begin

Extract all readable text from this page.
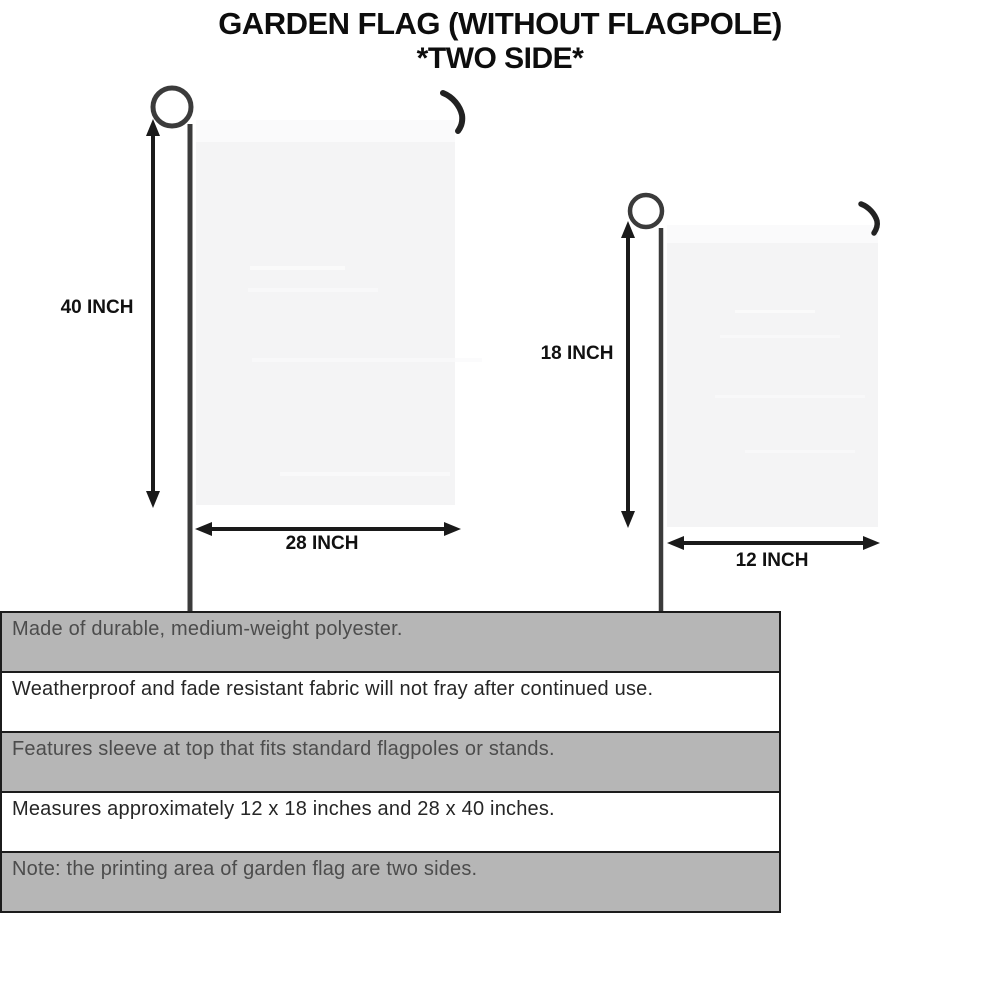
GARDEN FLAG (WITHOUT FLAGPOLE)
*TWO SIDE*
40 INCH
28 INCH
18 INCH
12 INCH
Made of durable, medium-weight polyester.
Weatherproof and fade resistant fabric will not fray after continued use.
Features sleeve at top that fits standard flagpoles or stands.
Measures approximately 12 x 18 inches and 28 x 40 inches.
Note: the printing area of garden flag are two sides.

end

JOB:
Leave out the pictures and restate everything else word for word.

RESULT:
Extract all readable text from this page.
GARDEN FLAG (WITHOUT FLAGPOLE)
*TWO SIDE*
40 INCH
28 INCH
18 INCH
12 INCH
Made of durable, medium-weight polyester.
Weatherproof and fade resistant fabric will not fray after continued use.
Features sleeve at top that fits standard flagpoles or stands.
Measures approximately 12 x 18 inches and 28 x 40 inches.
Note: the printing area of garden flag are two sides.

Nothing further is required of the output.